Read the records below. Copy each line where the string "name" occurs.

[Stored data]
◇ ◇ ◇ ◇ ◇ ◇ ◇

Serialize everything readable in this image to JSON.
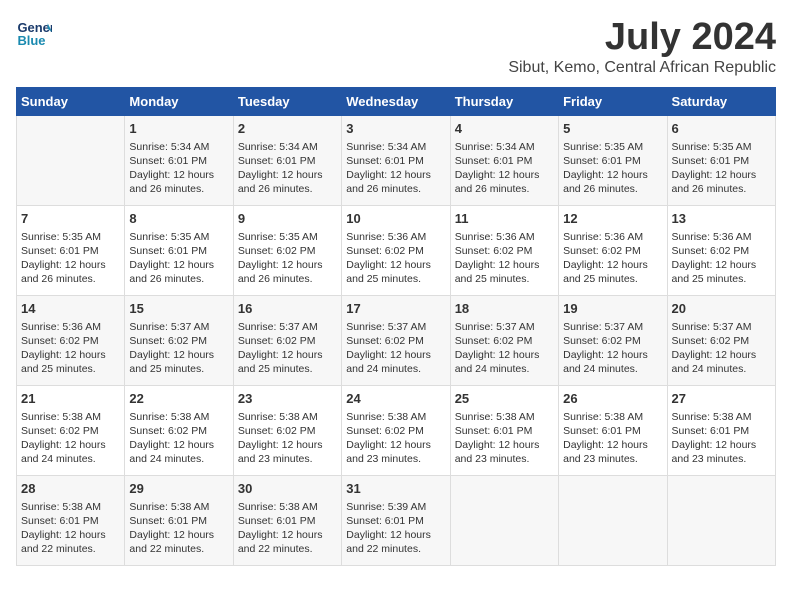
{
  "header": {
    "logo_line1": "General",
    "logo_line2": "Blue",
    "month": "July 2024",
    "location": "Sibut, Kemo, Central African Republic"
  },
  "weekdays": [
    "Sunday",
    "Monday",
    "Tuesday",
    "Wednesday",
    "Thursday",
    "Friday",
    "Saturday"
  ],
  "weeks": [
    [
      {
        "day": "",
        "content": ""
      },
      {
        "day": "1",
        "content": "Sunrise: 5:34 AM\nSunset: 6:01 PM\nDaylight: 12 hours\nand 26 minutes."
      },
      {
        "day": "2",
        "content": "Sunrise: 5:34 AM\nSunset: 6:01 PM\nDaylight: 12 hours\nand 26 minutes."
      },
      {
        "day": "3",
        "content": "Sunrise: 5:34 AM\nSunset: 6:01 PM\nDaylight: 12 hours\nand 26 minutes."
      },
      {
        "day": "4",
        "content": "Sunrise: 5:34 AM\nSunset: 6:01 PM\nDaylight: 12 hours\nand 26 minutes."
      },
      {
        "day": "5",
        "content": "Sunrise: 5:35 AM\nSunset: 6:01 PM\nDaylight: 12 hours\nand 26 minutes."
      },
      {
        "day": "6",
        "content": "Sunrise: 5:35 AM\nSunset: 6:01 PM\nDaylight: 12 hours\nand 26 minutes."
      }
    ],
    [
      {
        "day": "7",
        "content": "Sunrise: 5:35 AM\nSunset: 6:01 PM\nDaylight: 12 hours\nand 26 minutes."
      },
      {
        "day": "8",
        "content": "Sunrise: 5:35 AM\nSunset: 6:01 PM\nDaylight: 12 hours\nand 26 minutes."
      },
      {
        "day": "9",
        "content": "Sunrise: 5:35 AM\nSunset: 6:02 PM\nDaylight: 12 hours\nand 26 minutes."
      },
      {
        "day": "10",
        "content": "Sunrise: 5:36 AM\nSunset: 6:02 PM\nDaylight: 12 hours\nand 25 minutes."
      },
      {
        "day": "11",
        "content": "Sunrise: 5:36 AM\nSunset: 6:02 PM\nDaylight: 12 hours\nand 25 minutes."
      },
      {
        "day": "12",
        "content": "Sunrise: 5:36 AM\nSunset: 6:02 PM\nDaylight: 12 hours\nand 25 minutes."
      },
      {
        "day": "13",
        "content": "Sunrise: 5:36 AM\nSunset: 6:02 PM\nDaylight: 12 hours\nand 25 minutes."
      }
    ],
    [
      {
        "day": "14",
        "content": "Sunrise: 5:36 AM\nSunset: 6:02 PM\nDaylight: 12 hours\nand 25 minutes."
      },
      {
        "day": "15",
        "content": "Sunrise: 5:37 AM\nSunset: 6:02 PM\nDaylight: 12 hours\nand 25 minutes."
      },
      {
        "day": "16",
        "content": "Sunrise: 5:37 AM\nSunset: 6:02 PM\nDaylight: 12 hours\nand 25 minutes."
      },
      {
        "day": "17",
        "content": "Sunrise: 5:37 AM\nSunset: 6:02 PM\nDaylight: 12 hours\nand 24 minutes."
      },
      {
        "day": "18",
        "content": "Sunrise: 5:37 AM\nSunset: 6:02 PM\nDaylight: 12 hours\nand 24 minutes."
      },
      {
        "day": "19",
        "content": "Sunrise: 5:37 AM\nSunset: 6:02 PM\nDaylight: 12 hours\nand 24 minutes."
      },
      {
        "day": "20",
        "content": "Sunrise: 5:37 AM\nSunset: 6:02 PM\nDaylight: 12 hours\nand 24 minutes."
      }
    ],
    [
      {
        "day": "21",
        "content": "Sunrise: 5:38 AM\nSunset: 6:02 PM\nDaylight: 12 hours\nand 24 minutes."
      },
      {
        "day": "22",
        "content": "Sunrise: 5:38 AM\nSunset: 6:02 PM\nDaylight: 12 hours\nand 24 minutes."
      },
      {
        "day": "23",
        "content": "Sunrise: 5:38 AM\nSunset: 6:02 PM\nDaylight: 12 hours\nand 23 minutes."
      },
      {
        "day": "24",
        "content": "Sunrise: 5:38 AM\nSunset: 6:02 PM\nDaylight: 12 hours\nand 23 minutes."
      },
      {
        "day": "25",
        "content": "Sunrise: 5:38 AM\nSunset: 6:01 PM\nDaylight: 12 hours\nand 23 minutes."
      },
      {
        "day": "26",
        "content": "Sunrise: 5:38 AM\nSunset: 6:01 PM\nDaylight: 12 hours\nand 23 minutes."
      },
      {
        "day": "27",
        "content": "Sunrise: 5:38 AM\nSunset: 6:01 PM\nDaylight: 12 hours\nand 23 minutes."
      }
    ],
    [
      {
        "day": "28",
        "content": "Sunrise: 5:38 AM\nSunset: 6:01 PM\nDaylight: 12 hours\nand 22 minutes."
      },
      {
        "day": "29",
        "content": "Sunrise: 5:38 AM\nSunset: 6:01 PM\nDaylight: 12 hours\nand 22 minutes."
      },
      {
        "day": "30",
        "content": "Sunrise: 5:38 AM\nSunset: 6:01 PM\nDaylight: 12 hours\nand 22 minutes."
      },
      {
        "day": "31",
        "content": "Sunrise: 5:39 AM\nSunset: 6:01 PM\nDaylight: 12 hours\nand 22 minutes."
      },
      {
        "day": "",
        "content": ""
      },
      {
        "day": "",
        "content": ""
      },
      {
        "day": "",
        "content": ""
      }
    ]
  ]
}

◇ ◇ ◇ ◇ ◇ ◇ ◇

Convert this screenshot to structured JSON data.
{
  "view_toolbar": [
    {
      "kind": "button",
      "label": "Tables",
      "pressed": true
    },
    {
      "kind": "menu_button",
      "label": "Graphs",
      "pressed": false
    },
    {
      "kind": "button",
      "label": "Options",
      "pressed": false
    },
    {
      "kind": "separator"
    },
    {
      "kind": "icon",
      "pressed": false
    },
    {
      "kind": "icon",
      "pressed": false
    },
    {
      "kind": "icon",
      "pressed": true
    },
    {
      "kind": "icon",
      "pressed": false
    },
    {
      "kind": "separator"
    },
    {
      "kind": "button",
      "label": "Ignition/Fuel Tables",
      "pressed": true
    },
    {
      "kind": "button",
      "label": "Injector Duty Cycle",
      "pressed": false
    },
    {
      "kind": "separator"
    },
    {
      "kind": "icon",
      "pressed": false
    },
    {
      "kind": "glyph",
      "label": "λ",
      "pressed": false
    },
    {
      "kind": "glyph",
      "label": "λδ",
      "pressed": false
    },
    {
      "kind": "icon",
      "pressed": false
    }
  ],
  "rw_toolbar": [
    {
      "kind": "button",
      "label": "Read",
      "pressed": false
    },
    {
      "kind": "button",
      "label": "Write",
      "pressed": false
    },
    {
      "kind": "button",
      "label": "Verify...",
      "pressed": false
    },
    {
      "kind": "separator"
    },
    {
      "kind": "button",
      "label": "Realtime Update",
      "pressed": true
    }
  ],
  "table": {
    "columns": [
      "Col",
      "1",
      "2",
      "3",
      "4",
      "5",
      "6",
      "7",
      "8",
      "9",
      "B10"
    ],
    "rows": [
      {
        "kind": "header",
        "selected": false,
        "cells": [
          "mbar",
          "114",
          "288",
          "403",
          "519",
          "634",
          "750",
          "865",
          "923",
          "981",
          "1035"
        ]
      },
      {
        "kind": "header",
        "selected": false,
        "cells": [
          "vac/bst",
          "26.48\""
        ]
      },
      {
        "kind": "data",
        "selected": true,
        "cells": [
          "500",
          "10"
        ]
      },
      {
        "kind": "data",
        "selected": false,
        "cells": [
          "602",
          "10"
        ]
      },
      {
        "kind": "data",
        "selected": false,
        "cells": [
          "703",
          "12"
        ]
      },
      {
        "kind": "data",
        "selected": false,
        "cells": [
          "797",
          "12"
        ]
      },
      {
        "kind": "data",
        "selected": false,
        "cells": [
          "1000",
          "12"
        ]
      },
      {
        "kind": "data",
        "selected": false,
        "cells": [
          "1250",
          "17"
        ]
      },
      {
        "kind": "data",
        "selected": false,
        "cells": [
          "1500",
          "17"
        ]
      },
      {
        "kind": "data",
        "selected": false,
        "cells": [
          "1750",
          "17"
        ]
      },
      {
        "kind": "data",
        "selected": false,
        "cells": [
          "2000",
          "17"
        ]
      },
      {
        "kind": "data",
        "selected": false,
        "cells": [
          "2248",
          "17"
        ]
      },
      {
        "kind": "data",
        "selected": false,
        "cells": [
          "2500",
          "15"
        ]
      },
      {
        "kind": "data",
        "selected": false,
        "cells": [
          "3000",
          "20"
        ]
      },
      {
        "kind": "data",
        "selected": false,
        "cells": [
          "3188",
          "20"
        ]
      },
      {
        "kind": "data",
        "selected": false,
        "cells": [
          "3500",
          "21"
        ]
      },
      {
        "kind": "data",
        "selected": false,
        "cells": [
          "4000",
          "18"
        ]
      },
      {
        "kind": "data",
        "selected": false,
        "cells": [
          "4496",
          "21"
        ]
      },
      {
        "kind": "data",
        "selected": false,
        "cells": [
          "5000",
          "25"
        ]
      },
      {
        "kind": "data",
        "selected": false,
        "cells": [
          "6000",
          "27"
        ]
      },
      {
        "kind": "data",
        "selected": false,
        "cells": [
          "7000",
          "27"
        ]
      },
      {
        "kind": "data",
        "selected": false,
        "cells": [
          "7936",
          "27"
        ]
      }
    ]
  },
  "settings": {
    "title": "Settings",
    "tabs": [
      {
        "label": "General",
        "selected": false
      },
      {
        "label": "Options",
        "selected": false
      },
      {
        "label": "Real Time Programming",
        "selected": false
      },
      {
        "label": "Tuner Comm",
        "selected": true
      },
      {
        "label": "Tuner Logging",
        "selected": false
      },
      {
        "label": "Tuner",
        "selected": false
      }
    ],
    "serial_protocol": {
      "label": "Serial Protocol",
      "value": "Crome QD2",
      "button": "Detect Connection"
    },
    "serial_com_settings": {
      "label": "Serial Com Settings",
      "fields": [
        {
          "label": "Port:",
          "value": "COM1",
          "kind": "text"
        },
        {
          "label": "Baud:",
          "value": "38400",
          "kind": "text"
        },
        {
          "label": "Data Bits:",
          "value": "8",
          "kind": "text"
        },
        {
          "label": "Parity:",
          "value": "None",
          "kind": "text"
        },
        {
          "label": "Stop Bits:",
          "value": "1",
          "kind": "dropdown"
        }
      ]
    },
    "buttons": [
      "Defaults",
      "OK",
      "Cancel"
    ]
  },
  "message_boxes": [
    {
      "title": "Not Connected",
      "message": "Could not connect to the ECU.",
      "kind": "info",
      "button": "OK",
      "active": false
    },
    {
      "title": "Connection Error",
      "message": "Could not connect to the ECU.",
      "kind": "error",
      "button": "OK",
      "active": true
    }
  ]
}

◇ ◇ ◇ ◇ ◇ ◇ ◇

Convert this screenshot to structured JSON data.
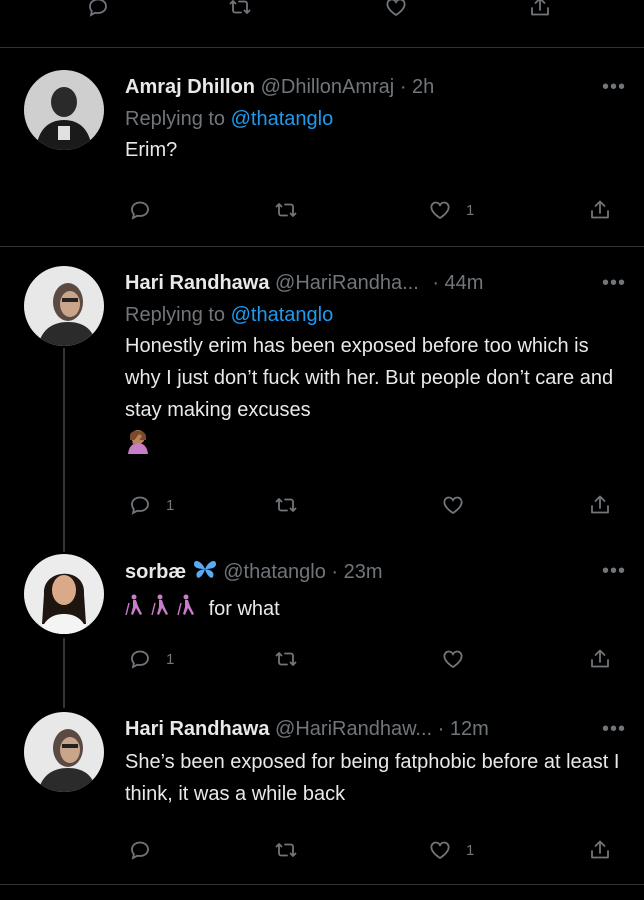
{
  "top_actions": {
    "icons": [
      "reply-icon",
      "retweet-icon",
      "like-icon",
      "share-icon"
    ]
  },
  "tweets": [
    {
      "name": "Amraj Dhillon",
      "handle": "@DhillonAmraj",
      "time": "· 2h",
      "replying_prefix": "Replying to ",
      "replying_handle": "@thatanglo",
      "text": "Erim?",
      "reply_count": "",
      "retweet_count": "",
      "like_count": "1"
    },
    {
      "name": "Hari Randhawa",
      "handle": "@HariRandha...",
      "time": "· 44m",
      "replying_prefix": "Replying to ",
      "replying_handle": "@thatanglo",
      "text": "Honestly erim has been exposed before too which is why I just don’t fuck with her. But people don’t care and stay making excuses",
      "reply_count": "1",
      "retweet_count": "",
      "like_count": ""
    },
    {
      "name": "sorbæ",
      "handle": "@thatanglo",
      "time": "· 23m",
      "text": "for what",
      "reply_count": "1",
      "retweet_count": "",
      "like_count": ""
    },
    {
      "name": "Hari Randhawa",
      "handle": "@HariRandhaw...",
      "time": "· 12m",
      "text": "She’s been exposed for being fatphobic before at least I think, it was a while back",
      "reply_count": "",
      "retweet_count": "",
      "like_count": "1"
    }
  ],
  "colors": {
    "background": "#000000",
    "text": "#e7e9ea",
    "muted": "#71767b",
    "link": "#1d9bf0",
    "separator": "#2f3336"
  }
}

◇ ◇ ◇ ◇ ◇ ◇ ◇

■ Response
      "name": "Amraj Dhillon",
      "name": "Hari Randhawa",
      "name": "sorbæ",
      "name": "Hari Randhawa",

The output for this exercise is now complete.